_Excerpt provided_
But now with that logger, I was able to identify access patterns and map them to code. And suddenly you see a much bigger picture, and you can spot a lot of redundant repository access.

With that help I identified the bottleneck in the code, and the posting “Sling Model performance” was the direct result of this finding. Another result was the topic for my talk at AdaptTo() 2023; checkout the recording for more numbers, details and learnings.

But with these experiences I made an important observation: You can use the number of repository access as a proxy metric for performance. The more repository access you do, the slower your application will get. So you don’t need to rely so much on performance tests anymore (although they definitely have their value), but you can validate changes in the code by counting the number of repository access performed by it. Less repository access is always more performant, no matter the environmental conditions.

And with an additional logger (“org.apache.sling.jcr.AccessLogger.statistics” on TRACE) you can get just the raw numbers without details, so you can easily validate any improvement.

Equipped with that knowledge you should be able to investigate the performance of your application on your local machine. Looking forward for the results 🙂

(This is currently only available on AEM CS / AEM CS SDK, I will see to get it into an upcoming AEM 6.5 servicepack.)

The Explain Query tool

When there’s a topic which has been challenging forever in the AEM world, then it’s JCR queries and indexes. It can feel like an arcane science, where it’s quite easy to mess up and end up with a slow query. I learned it also the hard way, and a printout of the JCR query cheatsheet is always below my keyboard.

But there were some recent changes, which made the work with query performance easier. First, in AEM CS the Explain Query tool has been added, which is also available via the AEM Developer Console. It displays queries, slow queries, number of rows read, the used index, execution plan etc. But even with that tool alone it’s still hard to understand what makes a query performant or slow.

Last week there was a larger update to the AEM documentation (thanks a lot, Tom!), which added a detailed explanation of the Explain Query tool. Especially it drills down into the details of the query execution plan and how to interpret it.

With this information and the good examples given there you should be able to analyze the query plan of your queries and optimize the indexes and queries before you execute them the first time in production.

Sling Model Performance

In my daily job as an SRE for AEM as a Cloud Service I often have to deal with performance questions, especially in the context of migrations of customer applications. Applications sometimes perform differently on AEM CS than they did on AEM 6.x, and a part of my job is to look into these cases.

This often leads to interesting deep dives and learnings; you might have seen this reflected in the postings of this blog 🙂 The problem this time was a tight loop like this:

for (Resource child: resource.getChildren()) { SlingModel model = child.adaptTo(SlingModel.class); if (model != null && model.hasSomeCondition()) { // some very lightweight work } }

This code performed well with 1000 child resources in a AEM 6.x authoring instance, but quite poorly on an AEM CS authoring instance with the same number of child nodes. And the problem is not the large number of childnodes …

After wading knee-deep through TRACE logs I found the problem at an unexpected location. But before I present you the solution and some recommendations, let me you explain some background. But of course you can skip the next section and jump directly to the TL;DR at the bottom of this article.

_To be done_
(1) Summarize the AEM performance excerpt above in three sentences.
(2) Retype everything in the AEM performance excerpt from "And with an" down to "AEM 6.5 servicepack.)".

_Dataset_
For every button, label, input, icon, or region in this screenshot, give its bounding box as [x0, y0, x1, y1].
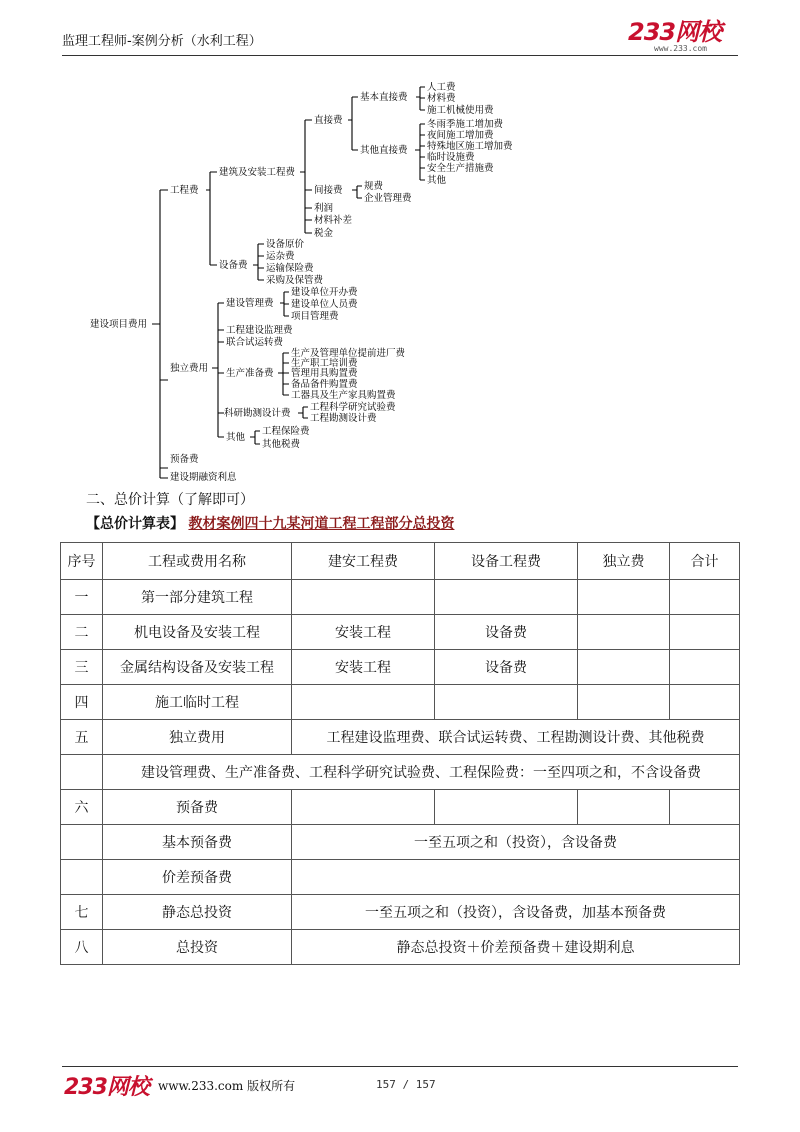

--

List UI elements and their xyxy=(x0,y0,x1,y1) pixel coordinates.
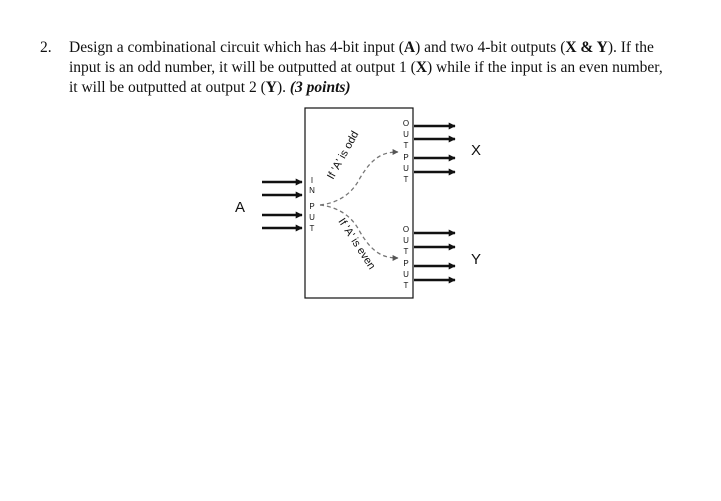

_The replies_
(1) By logging repository access and mapping the access patterns to code, the author found redundant access and concluded that the number of repository accesses can serve as a proxy metric for performance, since less access is always more performant. AEM CS has added the Explain Query tool, and a recent documentation update explains how to read its query execution plans, so that queries and indexes can be optimized before they first run in production. A tight loop that adapted child resources to Sling Models performed well on an AEM 6.x authoring instance but poorly on AEM CS, and the author traced the problem through TRACE logs to an unexpected location.

(2)
And with an additional logger (“org.apache.sling.jcr.AccessLogger.statistics” on TRACE) you can get just the raw numbers without details, so you can easily validate any improvement.

Equipped with that knowledge you should be able to investigate the performance of your application on your local machine. Looking forward for the results 🙂

(This is currently only available on AEM CS / AEM CS SDK, I will see to get it into an upcoming AEM 6.5 servicepack.)